Work to do: Return all of the entries exactly as written.

## begin Data entries

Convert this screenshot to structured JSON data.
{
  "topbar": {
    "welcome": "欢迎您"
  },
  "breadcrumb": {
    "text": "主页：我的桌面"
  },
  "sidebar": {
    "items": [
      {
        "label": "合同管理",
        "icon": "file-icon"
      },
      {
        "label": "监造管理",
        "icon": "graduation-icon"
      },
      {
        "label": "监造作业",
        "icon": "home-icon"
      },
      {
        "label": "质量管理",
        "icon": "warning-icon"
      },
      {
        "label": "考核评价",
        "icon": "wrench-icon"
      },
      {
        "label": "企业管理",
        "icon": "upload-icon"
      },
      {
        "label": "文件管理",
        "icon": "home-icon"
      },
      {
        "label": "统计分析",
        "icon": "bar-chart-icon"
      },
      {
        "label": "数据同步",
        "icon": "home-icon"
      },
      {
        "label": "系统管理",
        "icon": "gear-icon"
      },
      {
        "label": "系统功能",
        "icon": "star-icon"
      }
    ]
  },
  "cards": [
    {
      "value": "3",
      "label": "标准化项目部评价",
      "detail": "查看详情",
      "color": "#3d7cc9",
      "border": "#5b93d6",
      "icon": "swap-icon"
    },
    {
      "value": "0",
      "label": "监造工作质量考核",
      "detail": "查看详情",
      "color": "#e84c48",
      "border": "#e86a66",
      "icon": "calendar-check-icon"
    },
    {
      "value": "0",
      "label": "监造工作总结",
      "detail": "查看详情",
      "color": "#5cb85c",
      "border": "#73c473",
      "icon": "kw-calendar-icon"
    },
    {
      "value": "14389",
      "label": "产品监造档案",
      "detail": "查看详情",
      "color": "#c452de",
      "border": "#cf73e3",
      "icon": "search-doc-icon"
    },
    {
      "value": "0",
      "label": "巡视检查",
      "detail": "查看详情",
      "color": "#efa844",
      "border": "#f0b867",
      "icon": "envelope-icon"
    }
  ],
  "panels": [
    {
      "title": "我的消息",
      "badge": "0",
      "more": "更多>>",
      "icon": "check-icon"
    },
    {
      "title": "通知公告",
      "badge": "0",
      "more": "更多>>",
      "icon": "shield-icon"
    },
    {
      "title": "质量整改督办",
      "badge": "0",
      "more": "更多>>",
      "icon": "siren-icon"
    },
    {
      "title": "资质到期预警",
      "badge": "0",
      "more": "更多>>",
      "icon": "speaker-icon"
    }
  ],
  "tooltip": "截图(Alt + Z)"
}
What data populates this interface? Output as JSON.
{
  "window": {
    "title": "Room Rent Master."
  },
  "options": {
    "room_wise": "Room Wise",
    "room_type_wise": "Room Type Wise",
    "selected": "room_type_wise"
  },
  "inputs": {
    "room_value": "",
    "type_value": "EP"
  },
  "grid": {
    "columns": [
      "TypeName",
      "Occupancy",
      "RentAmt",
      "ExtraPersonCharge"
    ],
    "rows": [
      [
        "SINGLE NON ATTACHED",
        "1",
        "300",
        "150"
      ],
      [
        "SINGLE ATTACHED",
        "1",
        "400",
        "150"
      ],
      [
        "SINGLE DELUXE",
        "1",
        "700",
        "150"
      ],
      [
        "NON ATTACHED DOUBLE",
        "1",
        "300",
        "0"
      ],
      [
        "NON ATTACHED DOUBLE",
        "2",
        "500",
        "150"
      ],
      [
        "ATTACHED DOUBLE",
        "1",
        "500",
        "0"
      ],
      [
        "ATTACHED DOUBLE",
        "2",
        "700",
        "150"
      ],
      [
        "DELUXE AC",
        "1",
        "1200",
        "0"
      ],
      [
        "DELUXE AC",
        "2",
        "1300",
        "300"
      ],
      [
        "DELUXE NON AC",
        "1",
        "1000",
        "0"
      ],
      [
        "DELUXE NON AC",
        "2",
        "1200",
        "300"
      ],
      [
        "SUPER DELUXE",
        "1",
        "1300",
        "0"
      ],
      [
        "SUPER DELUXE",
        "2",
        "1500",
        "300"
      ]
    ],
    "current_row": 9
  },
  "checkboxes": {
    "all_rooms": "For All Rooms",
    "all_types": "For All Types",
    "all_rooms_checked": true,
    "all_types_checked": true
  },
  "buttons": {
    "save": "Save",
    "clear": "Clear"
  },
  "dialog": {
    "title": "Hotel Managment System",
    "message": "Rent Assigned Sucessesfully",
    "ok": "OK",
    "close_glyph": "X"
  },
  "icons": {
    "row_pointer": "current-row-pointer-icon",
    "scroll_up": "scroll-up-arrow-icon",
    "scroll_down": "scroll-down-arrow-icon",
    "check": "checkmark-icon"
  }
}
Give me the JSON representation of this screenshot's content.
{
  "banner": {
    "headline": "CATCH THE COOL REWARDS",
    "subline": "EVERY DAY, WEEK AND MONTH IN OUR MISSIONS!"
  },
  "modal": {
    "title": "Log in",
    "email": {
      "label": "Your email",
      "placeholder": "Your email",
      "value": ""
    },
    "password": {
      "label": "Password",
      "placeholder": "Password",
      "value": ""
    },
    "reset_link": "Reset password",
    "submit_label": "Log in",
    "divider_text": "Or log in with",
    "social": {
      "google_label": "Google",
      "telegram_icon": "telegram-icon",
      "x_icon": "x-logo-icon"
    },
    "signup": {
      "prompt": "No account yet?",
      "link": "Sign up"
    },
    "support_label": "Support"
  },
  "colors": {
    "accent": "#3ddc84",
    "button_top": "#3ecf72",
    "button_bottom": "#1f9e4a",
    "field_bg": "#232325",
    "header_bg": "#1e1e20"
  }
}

## end Data entries

Output of the task:
Convert this screenshot to structured JSON data.
{
  "topbar": {
    "welcome": "欢迎您"
  },
  "breadcrumb": {
    "text": "主页：我的桌面"
  },
  "sidebar": {
    "items": [
      {
        "label": "合同管理",
        "icon": "file-icon"
      },
      {
        "label": "监造管理",
        "icon": "graduation-icon"
      },
      {
        "label": "监造作业",
        "icon": "home-icon"
      },
      {
        "label": "质量管理",
        "icon": "warning-icon"
      },
      {
        "label": "考核评价",
        "icon": "wrench-icon"
      },
      {
        "label": "企业管理",
        "icon": "upload-icon"
      },
      {
        "label": "文件管理",
        "icon": "home-icon"
      },
      {
        "label": "统计分析",
        "icon": "bar-chart-icon"
      },
      {
        "label": "数据同步",
        "icon": "home-icon"
      },
      {
        "label": "系统管理",
        "icon": "gear-icon"
      },
      {
        "label": "系统功能",
        "icon": "star-icon"
      }
    ]
  },
  "cards": [
    {
      "value": "3",
      "label": "标准化项目部评价",
      "detail": "查看详情",
      "color": "#3d7cc9",
      "border": "#5b93d6",
      "icon": "swap-icon"
    },
    {
      "value": "0",
      "label": "监造工作质量考核",
      "detail": "查看详情",
      "color": "#e84c48",
      "border": "#e86a66",
      "icon": "calendar-check-icon"
    },
    {
      "value": "0",
      "label": "监造工作总结",
      "detail": "查看详情",
      "color": "#5cb85c",
      "border": "#73c473",
      "icon": "kw-calendar-icon"
    },
    {
      "value": "14389",
      "label": "产品监造档案",
      "detail": "查看详情",
      "color": "#c452de",
      "border": "#cf73e3",
      "icon": "search-doc-icon"
    },
    {
      "value": "0",
      "label": "巡视检查",
      "detail": "查看详情",
      "color": "#efa844",
      "border": "#f0b867",
      "icon": "envelope-icon"
    }
  ],
  "panels": [
    {
      "title": "我的消息",
      "badge": "0",
      "more": "更多>>",
      "icon": "check-icon"
    },
    {
      "title": "通知公告",
      "badge": "0",
      "more": "更多>>",
      "icon": "shield-icon"
    },
    {
      "title": "质量整改督办",
      "badge": "0",
      "more": "更多>>",
      "icon": "siren-icon"
    },
    {
      "title": "资质到期预警",
      "badge": "0",
      "more": "更多>>",
      "icon": "speaker-icon"
    }
  ],
  "tooltip": "截图(Alt + Z)"
}
What data populates this interface? Output as JSON.
{
  "window": {
    "title": "Room Rent Master."
  },
  "options": {
    "room_wise": "Room Wise",
    "room_type_wise": "Room Type Wise",
    "selected": "room_type_wise"
  },
  "inputs": {
    "room_value": "",
    "type_value": "EP"
  },
  "grid": {
    "columns": [
      "TypeName",
      "Occupancy",
      "RentAmt",
      "ExtraPersonCharge"
    ],
    "rows": [
      [
        "SINGLE NON ATTACHED",
        "1",
        "300",
        "150"
      ],
      [
        "SINGLE ATTACHED",
        "1",
        "400",
        "150"
      ],
      [
        "SINGLE DELUXE",
        "1",
        "700",
        "150"
      ],
      [
        "NON ATTACHED DOUBLE",
        "1",
        "300",
        "0"
      ],
      [
        "NON ATTACHED DOUBLE",
        "2",
        "500",
        "150"
      ],
      [
        "ATTACHED DOUBLE",
        "1",
        "500",
        "0"
      ],
      [
        "ATTACHED DOUBLE",
        "2",
        "700",
        "150"
      ],
      [
        "DELUXE AC",
        "1",
        "1200",
        "0"
      ],
      [
        "DELUXE AC",
        "2",
        "1300",
        "300"
      ],
      [
        "DELUXE NON AC",
        "1",
        "1000",
        "0"
      ],
      [
        "DELUXE NON AC",
        "2",
        "1200",
        "300"
      ],
      [
        "SUPER DELUXE",
        "1",
        "1300",
        "0"
      ],
      [
        "SUPER DELUXE",
        "2",
        "1500",
        "300"
      ]
    ],
    "current_row": 9
  },
  "checkboxes": {
    "all_rooms": "For All Rooms",
    "all_types": "For All Types",
    "all_rooms_checked": true,
    "all_types_checked": true
  },
  "buttons": {
    "save": "Save",
    "clear": "Clear"
  },
  "dialog": {
    "title": "Hotel Managment System",
    "message": "Rent Assigned Sucessesfully",
    "ok": "OK",
    "close_glyph": "X"
  },
  "icons": {
    "row_pointer": "current-row-pointer-icon",
    "scroll_up": "scroll-up-arrow-icon",
    "scroll_down": "scroll-down-arrow-icon",
    "check": "checkmark-icon"
  }
}
Give me the JSON representation of this screenshot's content.
{
  "banner": {
    "headline": "CATCH THE COOL REWARDS",
    "subline": "EVERY DAY, WEEK AND MONTH IN OUR MISSIONS!"
  },
  "modal": {
    "title": "Log in",
    "email": {
      "label": "Your email",
      "placeholder": "Your email",
      "value": ""
    },
    "password": {
      "label": "Password",
      "placeholder": "Password",
      "value": ""
    },
    "reset_link": "Reset password",
    "submit_label": "Log in",
    "divider_text": "Or log in with",
    "social": {
      "google_label": "Google",
      "telegram_icon": "telegram-icon",
      "x_icon": "x-logo-icon"
    },
    "signup": {
      "prompt": "No account yet?",
      "link": "Sign up"
    },
    "support_label": "Support"
  },
  "colors": {
    "accent": "#3ddc84",
    "button_top": "#3ecf72",
    "button_bottom": "#1f9e4a",
    "field_bg": "#232325",
    "header_bg": "#1e1e20"
  }
}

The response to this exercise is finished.